(Stored entries)
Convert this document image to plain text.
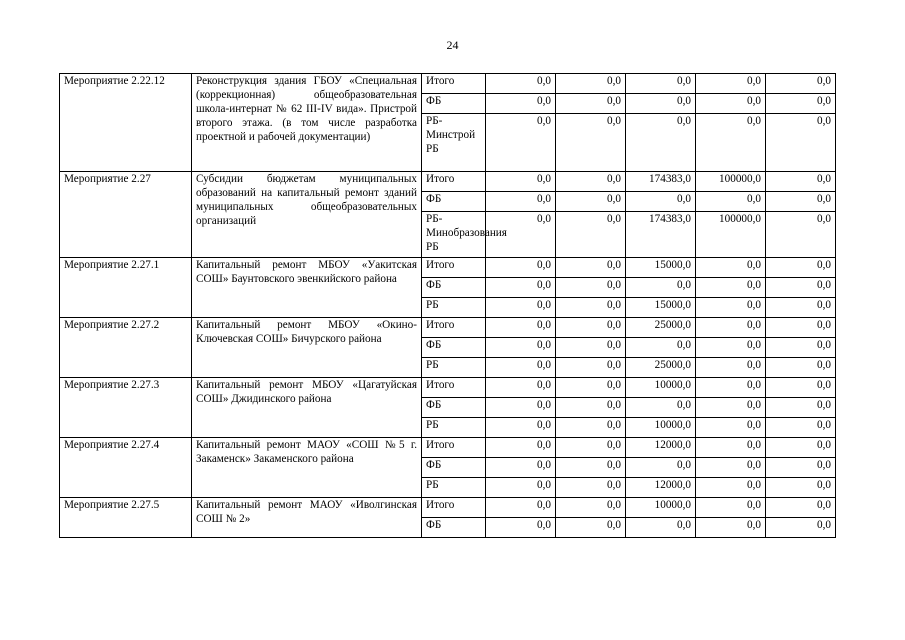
24
Мероприятие 2.22.12	Реконструкция здания ГБОУ «Специальная (коррекционная) общеобразовательная школа-интернат № 62 III-IV вида». Пристрой второго этажа. (в том числе разработка проектной и рабочей документации)	Итого	0,0	0,0	0,0	0,0	0,0
		ФБ	0,0	0,0	0,0	0,0	0,0
		РБ-Минстрой РБ	0,0	0,0	0,0	0,0	0,0
Мероприятие 2.27	Субсидии бюджетам муниципальных образований на капитальный ремонт зданий муниципальных общеобразовательных организаций	Итого	0,0	0,0	174383,0	100000,0	0,0
		ФБ	0,0	0,0	0,0	0,0	0,0
		РБ-Минобразования РБ	0,0	0,0	174383,0	100000,0	0,0
Мероприятие 2.27.1	Капитальный ремонт МБОУ «Уакитская СОШ» Баунтовского эвенкийского района	Итого	0,0	0,0	15000,0	0,0	0,0
		ФБ	0,0	0,0	0,0	0,0	0,0
		РБ	0,0	0,0	15000,0	0,0	0,0
Мероприятие 2.27.2	Капитальный ремонт МБОУ «Окино-Ключевская СОШ» Бичурского района	Итого	0,0	0,0	25000,0	0,0	0,0
		ФБ	0,0	0,0	0,0	0,0	0,0
		РБ	0,0	0,0	25000,0	0,0	0,0
Мероприятие 2.27.3	Капитальный ремонт МБОУ «Цагатуйская СОШ» Джидинского района	Итого	0,0	0,0	10000,0	0,0	0,0
		ФБ	0,0	0,0	0,0	0,0	0,0
		РБ	0,0	0,0	10000,0	0,0	0,0
Мероприятие 2.27.4	Капитальный ремонт МАОУ «СОШ №5 г. Закаменск» Закаменского района	Итого	0,0	0,0	12000,0	0,0	0,0
		ФБ	0,0	0,0	0,0	0,0	0,0
		РБ	0,0	0,0	12000,0	0,0	0,0
Мероприятие 2.27.5	Капитальный ремонт МАОУ «Иволгинская СОШ № 2»	Итого	0,0	0,0	10000,0	0,0	0,0
		ФБ	0,0	0,0	0,0	0,0	0,0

What is required: Retype all of the entries exactly as written, leaving out any images.

Result:
Convert this document image to plain text.
24
Мероприятие 2.22.12	Реконструкция здания ГБОУ «Специальная (коррекционная) общеобразовательная школа-интернат № 62 III-IV вида». Пристрой второго этажа. (в том числе разработка проектной и рабочей документации)	Итого	0,0	0,0	0,0	0,0	0,0
		ФБ	0,0	0,0	0,0	0,0	0,0
		РБ-Минстрой РБ	0,0	0,0	0,0	0,0	0,0
Мероприятие 2.27	Субсидии бюджетам муниципальных образований на капитальный ремонт зданий муниципальных общеобразовательных организаций	Итого	0,0	0,0	174383,0	100000,0	0,0
		ФБ	0,0	0,0	0,0	0,0	0,0
		РБ-Минобразования РБ	0,0	0,0	174383,0	100000,0	0,0
Мероприятие 2.27.1	Капитальный ремонт МБОУ «Уакитская СОШ» Баунтовского эвенкийского района	Итого	0,0	0,0	15000,0	0,0	0,0
		ФБ	0,0	0,0	0,0	0,0	0,0
		РБ	0,0	0,0	15000,0	0,0	0,0
Мероприятие 2.27.2	Капитальный ремонт МБОУ «Окино-Ключевская СОШ» Бичурского района	Итого	0,0	0,0	25000,0	0,0	0,0
		ФБ	0,0	0,0	0,0	0,0	0,0
		РБ	0,0	0,0	25000,0	0,0	0,0
Мероприятие 2.27.3	Капитальный ремонт МБОУ «Цагатуйская СОШ» Джидинского района	Итого	0,0	0,0	10000,0	0,0	0,0
		ФБ	0,0	0,0	0,0	0,0	0,0
		РБ	0,0	0,0	10000,0	0,0	0,0
Мероприятие 2.27.4	Капитальный ремонт МАОУ «СОШ №5 г. Закаменск» Закаменского района	Итого	0,0	0,0	12000,0	0,0	0,0
		ФБ	0,0	0,0	0,0	0,0	0,0
		РБ	0,0	0,0	12000,0	0,0	0,0
Мероприятие 2.27.5	Капитальный ремонт МАОУ «Иволгинская СОШ № 2»	Итого	0,0	0,0	10000,0	0,0	0,0
		ФБ	0,0	0,0	0,0	0,0	0,0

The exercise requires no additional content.